Directive: Look through the records below and collect all lines that hold the string "file".

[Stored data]
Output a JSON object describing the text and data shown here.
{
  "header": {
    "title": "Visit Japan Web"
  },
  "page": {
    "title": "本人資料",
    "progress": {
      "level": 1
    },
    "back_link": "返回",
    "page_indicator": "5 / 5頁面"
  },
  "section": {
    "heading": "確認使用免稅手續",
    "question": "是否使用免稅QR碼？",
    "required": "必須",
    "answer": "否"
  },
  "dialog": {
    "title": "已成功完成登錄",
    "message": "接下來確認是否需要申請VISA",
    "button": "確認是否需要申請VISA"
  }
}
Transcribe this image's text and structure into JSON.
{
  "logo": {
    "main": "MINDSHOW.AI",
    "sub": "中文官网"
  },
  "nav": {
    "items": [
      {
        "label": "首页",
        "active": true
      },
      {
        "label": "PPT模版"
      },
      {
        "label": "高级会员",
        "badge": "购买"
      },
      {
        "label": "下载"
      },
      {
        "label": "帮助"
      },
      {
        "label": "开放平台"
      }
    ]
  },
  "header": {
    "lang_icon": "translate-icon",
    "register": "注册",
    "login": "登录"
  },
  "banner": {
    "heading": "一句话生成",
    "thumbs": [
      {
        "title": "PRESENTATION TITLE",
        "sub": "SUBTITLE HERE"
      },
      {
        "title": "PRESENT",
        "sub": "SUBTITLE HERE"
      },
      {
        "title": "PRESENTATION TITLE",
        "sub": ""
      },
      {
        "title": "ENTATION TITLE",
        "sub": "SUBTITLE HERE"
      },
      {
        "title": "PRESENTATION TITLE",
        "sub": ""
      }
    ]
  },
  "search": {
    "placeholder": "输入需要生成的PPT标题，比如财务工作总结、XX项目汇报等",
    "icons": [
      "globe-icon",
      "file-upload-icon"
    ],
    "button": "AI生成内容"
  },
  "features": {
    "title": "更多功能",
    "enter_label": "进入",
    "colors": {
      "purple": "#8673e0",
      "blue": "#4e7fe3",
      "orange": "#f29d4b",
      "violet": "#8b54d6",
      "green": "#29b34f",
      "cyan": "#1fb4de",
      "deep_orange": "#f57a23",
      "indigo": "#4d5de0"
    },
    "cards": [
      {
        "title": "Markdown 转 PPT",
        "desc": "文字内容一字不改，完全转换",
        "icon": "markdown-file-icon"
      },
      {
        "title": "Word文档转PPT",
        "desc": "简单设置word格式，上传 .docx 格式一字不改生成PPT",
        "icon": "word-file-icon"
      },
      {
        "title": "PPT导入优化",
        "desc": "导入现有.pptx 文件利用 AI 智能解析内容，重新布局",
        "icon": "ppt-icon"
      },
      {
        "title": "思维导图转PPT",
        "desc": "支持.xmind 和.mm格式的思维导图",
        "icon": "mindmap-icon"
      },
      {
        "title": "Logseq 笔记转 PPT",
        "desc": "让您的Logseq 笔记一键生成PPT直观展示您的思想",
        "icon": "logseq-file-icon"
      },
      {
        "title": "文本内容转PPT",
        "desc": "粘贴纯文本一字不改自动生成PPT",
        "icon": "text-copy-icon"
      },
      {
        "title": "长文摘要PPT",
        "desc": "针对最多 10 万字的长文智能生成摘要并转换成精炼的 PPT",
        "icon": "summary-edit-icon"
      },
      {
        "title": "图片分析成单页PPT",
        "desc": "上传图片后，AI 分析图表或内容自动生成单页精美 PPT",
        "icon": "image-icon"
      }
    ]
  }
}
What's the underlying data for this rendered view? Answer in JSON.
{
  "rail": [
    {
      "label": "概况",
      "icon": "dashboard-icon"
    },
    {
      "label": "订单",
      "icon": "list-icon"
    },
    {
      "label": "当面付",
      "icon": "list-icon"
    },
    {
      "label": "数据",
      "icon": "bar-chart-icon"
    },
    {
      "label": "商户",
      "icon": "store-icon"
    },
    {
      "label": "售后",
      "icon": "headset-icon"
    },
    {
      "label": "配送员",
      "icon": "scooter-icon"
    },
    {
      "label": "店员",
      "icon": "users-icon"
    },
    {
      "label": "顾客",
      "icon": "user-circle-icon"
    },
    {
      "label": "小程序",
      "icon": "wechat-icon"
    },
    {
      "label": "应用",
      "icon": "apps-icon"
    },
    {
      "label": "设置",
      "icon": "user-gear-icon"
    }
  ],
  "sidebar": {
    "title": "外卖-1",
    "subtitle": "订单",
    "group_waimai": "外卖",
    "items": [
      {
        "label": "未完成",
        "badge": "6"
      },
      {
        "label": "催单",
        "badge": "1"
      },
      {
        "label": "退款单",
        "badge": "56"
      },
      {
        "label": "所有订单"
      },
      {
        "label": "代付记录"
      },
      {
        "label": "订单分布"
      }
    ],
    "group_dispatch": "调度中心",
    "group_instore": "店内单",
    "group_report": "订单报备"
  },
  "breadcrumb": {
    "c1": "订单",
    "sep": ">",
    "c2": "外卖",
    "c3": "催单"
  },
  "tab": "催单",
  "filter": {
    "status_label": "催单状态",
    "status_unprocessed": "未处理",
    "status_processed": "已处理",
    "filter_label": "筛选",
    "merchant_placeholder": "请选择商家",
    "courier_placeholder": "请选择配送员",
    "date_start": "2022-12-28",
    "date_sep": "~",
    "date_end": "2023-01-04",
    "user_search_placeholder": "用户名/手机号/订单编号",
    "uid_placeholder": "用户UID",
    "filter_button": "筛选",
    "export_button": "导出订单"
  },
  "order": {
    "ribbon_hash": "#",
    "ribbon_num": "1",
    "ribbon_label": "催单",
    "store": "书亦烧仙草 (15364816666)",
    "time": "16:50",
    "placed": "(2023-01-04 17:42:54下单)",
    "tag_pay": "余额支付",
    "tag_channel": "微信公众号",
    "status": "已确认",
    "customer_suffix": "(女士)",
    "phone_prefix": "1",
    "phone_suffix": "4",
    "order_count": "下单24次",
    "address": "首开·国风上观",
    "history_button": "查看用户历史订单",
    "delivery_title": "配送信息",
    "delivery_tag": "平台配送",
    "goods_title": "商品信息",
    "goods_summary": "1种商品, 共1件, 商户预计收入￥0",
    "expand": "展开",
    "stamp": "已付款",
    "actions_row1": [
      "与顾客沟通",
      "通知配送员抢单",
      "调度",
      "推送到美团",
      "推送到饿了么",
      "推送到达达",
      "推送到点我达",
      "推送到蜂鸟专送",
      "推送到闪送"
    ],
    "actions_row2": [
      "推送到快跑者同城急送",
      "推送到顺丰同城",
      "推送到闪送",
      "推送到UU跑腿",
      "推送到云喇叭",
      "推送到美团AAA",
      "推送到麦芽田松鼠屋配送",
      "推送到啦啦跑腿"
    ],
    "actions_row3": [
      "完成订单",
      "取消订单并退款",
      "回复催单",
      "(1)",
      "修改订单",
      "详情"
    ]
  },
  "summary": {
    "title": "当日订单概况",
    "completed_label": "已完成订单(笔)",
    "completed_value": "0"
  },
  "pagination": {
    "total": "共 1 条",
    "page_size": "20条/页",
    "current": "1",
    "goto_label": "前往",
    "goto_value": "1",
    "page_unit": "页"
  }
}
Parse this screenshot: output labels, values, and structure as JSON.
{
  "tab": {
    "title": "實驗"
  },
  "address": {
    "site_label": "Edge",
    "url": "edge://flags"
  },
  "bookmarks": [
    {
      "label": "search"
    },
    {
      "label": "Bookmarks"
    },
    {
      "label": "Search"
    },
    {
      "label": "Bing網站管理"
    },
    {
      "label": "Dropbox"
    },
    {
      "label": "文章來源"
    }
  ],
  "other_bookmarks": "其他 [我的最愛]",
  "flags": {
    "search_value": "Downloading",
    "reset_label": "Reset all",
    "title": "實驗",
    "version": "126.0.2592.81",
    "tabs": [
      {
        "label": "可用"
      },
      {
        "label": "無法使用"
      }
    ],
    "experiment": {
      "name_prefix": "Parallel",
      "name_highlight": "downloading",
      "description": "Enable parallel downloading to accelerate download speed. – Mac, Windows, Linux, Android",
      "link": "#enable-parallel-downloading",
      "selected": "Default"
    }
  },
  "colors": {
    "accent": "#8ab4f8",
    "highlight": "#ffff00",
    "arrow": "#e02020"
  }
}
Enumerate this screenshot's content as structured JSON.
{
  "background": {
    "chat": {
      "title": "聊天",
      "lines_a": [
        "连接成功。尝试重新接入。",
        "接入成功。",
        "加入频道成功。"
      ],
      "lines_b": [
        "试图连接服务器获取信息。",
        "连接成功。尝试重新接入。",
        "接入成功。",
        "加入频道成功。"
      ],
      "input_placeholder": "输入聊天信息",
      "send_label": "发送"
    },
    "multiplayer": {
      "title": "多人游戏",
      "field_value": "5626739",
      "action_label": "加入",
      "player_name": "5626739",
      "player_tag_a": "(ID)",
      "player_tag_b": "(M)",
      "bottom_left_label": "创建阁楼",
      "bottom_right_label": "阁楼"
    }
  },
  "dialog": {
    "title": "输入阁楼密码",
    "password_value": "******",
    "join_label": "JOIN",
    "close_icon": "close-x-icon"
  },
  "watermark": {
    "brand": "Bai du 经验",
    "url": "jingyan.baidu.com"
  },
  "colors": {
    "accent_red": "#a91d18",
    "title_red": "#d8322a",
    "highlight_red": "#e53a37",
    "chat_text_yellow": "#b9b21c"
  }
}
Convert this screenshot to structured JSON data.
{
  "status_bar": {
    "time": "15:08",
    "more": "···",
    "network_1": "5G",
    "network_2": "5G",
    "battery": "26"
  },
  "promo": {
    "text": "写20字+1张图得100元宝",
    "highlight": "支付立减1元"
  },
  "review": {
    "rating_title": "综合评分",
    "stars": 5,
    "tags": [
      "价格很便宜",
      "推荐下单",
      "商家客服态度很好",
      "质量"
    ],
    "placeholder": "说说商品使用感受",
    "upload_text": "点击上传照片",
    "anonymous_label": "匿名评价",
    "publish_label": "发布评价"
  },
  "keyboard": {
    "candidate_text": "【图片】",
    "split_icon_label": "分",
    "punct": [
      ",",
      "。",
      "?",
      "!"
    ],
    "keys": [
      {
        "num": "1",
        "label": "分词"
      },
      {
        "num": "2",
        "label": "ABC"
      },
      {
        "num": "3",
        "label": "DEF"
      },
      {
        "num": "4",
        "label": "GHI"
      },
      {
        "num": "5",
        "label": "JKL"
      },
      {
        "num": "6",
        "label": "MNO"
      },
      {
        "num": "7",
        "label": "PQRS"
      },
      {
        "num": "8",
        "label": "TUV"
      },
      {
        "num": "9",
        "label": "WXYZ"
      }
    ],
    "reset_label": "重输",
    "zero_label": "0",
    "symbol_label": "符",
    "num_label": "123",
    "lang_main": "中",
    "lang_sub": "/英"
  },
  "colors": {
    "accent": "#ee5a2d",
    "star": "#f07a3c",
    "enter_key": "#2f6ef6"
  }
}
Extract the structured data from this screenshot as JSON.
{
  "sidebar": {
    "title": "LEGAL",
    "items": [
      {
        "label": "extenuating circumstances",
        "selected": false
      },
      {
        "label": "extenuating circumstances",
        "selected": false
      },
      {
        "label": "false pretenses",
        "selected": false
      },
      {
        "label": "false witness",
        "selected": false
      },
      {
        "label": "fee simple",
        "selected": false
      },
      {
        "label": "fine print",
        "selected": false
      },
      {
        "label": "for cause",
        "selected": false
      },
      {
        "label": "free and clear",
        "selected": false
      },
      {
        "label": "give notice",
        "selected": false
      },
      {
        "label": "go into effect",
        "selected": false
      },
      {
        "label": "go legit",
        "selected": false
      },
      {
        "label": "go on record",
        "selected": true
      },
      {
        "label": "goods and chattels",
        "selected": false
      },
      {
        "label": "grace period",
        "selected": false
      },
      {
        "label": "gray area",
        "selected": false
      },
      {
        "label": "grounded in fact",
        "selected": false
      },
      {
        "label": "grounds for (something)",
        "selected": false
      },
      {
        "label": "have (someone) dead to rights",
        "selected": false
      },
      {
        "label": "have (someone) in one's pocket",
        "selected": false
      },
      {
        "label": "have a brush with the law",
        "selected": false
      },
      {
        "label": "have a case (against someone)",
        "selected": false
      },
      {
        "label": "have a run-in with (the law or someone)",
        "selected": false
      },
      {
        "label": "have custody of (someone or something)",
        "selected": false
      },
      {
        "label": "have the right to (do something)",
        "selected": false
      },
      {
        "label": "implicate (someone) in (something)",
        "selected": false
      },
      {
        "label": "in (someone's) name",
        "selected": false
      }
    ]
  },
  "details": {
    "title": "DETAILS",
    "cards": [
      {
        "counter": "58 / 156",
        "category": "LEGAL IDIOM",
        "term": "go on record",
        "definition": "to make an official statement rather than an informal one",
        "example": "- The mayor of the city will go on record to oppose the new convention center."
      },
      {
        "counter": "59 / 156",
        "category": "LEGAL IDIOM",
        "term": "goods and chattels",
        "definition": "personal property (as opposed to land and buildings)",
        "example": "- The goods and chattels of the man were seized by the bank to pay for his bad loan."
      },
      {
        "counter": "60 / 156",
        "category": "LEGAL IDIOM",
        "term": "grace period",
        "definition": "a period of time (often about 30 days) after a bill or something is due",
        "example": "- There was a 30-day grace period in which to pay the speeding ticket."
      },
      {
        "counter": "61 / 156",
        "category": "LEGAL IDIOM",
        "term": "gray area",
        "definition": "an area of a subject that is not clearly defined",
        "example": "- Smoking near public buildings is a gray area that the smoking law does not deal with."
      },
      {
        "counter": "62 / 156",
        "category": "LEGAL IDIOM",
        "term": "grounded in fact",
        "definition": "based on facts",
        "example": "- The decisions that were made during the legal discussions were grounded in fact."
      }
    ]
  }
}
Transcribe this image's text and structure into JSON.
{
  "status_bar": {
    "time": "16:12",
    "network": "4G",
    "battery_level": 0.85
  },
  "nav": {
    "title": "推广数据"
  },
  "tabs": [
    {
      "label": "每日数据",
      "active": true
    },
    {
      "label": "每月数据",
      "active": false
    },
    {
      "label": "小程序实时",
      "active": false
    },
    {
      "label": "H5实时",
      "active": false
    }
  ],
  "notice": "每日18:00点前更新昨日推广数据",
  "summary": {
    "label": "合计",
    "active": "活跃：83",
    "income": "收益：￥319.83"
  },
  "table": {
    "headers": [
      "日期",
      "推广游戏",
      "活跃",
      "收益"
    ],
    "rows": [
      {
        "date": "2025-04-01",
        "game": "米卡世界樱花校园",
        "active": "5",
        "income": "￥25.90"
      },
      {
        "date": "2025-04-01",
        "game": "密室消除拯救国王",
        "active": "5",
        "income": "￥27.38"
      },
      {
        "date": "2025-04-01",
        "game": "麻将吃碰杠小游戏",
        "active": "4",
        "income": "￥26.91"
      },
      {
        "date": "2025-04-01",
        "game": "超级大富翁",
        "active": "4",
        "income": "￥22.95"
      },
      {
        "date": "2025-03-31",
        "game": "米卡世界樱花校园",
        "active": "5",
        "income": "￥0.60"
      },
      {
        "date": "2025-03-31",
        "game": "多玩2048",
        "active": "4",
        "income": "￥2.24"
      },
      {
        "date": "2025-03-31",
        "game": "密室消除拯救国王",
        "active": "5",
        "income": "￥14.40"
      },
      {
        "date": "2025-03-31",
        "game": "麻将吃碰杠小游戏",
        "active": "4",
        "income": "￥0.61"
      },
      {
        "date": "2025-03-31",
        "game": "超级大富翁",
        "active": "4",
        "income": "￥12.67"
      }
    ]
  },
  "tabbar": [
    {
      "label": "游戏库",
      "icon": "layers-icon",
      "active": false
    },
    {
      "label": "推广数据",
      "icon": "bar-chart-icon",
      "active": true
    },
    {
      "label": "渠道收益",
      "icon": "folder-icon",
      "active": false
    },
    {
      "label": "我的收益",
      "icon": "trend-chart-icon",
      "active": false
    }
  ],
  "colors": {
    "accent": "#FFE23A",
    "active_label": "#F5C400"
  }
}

Full response:
      "file-upload-icon"
        "icon": "markdown-file-icon"
        "icon": "word-file-icon"
        "icon": "logseq-file-icon"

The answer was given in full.